• Task brief:
Copy every line of the entries that includes the word "while".
········
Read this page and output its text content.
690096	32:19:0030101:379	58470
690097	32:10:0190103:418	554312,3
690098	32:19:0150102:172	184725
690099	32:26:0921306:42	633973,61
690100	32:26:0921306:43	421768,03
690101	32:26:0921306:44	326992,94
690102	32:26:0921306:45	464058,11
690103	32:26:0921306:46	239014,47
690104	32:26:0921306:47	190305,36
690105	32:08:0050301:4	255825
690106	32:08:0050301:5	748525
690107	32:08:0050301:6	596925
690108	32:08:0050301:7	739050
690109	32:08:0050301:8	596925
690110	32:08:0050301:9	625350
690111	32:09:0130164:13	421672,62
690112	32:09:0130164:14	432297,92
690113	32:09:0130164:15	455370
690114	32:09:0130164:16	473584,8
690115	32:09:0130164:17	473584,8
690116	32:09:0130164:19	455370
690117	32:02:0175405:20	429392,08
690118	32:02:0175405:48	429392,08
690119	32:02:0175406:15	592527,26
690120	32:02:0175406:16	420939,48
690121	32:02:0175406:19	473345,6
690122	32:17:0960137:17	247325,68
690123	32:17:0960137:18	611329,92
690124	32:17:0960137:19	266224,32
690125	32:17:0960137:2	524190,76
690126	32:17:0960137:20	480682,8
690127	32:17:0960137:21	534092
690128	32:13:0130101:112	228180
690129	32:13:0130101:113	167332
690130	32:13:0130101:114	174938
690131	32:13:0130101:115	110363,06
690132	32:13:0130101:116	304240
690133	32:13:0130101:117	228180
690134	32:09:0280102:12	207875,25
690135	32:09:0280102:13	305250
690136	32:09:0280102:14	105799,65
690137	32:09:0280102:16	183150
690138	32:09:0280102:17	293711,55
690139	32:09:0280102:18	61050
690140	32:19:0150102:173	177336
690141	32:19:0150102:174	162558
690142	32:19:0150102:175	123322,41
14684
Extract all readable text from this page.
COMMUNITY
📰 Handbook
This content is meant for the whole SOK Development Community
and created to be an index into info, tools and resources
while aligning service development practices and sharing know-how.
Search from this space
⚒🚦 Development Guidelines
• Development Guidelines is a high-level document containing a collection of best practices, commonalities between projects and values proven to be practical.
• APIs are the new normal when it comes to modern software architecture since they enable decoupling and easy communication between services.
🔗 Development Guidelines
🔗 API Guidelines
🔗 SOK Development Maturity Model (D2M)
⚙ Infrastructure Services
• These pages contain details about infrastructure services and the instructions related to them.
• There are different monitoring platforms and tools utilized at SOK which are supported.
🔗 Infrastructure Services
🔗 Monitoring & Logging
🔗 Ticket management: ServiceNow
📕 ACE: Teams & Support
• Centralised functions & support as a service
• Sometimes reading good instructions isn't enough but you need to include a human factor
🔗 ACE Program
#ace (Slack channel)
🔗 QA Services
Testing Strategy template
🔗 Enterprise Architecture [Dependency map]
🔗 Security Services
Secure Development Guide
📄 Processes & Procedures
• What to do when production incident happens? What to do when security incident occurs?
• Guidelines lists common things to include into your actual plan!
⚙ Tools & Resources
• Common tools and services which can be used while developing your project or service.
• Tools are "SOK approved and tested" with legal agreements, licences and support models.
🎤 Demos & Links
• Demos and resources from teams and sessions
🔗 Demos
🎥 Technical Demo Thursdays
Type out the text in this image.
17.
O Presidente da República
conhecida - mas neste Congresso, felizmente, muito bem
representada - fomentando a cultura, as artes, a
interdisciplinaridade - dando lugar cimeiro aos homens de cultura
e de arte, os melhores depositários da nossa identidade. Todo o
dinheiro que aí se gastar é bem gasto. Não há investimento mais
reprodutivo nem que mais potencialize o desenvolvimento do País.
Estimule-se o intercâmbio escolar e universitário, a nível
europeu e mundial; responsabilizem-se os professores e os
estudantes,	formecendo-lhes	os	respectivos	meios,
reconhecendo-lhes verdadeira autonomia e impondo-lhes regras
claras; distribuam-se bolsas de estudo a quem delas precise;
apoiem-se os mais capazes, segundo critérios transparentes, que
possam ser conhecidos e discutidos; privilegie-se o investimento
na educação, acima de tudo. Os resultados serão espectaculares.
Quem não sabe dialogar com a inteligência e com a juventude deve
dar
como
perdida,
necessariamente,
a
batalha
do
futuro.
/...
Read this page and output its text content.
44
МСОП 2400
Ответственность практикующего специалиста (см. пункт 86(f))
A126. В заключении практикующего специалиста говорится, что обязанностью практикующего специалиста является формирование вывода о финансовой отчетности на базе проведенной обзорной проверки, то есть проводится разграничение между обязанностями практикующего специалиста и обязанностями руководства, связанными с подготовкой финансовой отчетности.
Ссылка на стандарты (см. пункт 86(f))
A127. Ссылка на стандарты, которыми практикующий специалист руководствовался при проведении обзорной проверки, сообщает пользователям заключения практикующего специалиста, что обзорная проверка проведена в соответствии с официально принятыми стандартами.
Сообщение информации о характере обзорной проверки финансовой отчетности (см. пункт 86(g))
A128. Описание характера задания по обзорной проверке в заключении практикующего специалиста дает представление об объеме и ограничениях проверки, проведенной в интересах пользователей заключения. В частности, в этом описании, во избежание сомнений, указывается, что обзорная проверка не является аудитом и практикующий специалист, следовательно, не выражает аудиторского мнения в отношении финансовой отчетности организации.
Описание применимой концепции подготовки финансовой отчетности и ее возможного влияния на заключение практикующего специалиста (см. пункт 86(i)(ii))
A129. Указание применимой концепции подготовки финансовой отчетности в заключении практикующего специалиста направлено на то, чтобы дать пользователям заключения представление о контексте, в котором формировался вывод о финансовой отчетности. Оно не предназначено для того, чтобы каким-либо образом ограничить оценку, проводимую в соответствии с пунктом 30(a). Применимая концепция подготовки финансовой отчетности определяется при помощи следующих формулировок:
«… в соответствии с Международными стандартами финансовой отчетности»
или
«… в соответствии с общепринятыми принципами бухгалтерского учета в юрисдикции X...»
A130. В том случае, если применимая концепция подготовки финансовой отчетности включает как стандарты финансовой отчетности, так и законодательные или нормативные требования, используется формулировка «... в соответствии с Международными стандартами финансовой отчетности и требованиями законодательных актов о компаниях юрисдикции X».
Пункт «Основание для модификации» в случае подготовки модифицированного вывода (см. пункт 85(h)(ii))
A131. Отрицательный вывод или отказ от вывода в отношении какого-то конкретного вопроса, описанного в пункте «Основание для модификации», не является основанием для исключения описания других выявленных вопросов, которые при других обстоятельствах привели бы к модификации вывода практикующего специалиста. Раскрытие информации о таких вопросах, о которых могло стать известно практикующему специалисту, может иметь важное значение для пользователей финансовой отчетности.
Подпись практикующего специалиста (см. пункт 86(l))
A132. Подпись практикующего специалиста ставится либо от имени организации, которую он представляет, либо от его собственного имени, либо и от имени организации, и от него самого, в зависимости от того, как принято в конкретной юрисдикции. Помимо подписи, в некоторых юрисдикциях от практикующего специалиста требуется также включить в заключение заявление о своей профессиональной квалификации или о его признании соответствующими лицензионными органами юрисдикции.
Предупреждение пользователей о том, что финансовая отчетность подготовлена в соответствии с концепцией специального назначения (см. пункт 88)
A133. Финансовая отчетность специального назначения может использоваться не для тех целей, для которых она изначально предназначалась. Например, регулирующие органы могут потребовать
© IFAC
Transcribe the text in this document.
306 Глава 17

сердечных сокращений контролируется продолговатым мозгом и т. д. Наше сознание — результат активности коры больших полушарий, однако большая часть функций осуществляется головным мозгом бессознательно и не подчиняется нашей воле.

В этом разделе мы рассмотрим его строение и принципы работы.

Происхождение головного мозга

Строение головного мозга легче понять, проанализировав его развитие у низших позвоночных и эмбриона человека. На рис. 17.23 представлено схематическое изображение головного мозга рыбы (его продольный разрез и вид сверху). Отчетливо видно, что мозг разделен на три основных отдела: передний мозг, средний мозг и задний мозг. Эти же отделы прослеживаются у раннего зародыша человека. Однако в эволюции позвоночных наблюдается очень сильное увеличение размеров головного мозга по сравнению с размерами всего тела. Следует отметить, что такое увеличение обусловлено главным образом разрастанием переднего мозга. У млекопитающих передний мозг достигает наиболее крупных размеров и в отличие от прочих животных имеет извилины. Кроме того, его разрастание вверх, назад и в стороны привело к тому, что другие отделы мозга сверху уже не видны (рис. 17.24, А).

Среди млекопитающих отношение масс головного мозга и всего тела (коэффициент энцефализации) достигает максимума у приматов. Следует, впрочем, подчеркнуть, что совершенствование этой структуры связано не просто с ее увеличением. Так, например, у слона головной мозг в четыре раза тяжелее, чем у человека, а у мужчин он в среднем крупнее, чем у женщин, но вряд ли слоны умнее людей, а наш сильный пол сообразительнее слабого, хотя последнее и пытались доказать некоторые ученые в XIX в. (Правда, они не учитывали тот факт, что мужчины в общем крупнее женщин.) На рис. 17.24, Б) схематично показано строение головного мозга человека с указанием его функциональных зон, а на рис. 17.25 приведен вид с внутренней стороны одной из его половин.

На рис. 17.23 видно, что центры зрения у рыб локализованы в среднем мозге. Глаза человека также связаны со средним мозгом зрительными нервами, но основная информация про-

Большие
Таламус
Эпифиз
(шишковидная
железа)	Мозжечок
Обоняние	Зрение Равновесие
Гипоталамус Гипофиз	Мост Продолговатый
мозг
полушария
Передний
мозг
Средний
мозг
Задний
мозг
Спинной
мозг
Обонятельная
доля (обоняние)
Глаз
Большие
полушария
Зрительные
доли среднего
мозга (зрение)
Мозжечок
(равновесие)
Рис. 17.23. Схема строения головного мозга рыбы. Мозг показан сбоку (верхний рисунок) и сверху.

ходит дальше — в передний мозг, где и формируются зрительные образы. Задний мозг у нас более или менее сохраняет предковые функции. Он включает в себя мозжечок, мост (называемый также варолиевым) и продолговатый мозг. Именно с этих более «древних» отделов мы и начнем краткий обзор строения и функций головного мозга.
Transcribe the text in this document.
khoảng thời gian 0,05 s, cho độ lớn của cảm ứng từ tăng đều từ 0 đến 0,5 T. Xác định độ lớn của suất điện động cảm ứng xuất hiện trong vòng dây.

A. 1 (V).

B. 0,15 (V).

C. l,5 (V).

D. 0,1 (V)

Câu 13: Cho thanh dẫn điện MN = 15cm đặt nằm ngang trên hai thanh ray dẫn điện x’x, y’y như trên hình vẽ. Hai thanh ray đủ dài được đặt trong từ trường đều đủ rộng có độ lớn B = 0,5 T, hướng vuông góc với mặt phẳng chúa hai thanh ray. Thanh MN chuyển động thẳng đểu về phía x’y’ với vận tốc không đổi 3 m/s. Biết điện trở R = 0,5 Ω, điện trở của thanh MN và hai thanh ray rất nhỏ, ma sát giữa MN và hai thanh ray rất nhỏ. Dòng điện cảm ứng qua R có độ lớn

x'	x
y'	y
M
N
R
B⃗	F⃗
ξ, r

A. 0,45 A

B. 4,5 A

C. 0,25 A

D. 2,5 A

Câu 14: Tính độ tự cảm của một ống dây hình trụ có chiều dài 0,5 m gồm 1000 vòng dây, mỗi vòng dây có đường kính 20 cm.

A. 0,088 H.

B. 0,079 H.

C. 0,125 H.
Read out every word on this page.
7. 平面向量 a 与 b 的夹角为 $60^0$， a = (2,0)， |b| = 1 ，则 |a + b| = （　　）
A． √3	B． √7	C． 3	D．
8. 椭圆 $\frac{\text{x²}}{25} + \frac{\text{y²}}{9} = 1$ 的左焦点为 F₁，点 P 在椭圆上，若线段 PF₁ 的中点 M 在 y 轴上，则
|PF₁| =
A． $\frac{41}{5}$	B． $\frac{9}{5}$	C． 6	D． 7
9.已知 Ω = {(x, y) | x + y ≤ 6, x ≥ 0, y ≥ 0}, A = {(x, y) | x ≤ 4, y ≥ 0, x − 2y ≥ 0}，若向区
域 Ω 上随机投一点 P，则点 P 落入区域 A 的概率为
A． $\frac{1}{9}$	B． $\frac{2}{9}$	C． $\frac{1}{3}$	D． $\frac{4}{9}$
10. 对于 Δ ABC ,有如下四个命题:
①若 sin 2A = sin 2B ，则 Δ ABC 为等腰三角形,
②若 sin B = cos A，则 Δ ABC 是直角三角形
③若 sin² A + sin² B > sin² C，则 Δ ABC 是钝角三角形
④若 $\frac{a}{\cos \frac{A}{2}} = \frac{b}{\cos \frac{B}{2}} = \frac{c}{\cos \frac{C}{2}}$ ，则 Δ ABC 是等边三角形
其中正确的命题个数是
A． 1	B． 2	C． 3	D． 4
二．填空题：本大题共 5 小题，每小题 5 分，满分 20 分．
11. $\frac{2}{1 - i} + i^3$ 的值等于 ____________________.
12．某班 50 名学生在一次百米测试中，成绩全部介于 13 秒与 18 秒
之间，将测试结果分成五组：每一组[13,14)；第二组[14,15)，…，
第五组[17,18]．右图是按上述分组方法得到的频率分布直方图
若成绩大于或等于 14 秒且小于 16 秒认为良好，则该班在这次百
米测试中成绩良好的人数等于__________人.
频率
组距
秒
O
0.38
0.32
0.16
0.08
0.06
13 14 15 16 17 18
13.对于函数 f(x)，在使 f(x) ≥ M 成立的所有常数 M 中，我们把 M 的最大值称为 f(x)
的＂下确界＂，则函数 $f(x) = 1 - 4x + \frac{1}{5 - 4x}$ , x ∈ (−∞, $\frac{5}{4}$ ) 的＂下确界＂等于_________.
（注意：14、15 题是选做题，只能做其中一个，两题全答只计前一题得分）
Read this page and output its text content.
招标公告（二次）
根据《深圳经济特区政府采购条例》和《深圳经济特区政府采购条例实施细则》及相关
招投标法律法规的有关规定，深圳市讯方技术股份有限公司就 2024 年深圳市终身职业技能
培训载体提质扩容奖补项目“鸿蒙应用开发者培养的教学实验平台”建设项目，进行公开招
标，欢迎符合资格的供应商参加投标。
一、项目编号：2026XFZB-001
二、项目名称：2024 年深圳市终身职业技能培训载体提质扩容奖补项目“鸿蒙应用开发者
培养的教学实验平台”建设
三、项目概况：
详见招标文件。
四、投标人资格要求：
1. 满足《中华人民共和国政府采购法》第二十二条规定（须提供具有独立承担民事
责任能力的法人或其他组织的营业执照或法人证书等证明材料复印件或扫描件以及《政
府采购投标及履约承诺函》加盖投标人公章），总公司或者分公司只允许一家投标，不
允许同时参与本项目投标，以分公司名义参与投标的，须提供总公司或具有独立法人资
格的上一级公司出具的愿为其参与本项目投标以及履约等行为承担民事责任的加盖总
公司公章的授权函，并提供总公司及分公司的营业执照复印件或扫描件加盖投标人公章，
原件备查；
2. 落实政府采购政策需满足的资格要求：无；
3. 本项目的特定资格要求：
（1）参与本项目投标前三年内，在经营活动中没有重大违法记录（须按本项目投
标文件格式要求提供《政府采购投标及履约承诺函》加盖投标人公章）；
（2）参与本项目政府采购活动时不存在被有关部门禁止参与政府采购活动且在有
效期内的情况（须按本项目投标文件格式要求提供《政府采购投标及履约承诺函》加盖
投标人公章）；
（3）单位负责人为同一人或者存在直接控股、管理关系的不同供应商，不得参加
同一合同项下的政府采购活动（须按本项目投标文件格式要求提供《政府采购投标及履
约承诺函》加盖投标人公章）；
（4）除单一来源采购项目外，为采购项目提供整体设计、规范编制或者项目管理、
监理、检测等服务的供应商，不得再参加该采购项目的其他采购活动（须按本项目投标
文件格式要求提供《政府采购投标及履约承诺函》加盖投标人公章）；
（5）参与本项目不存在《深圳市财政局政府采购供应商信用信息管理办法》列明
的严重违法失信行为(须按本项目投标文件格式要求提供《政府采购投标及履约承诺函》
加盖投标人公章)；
········
• Solution to this problem:
while aligning service development practices and sharing know-how.
• Common tools and services which can be used while developing your project or service.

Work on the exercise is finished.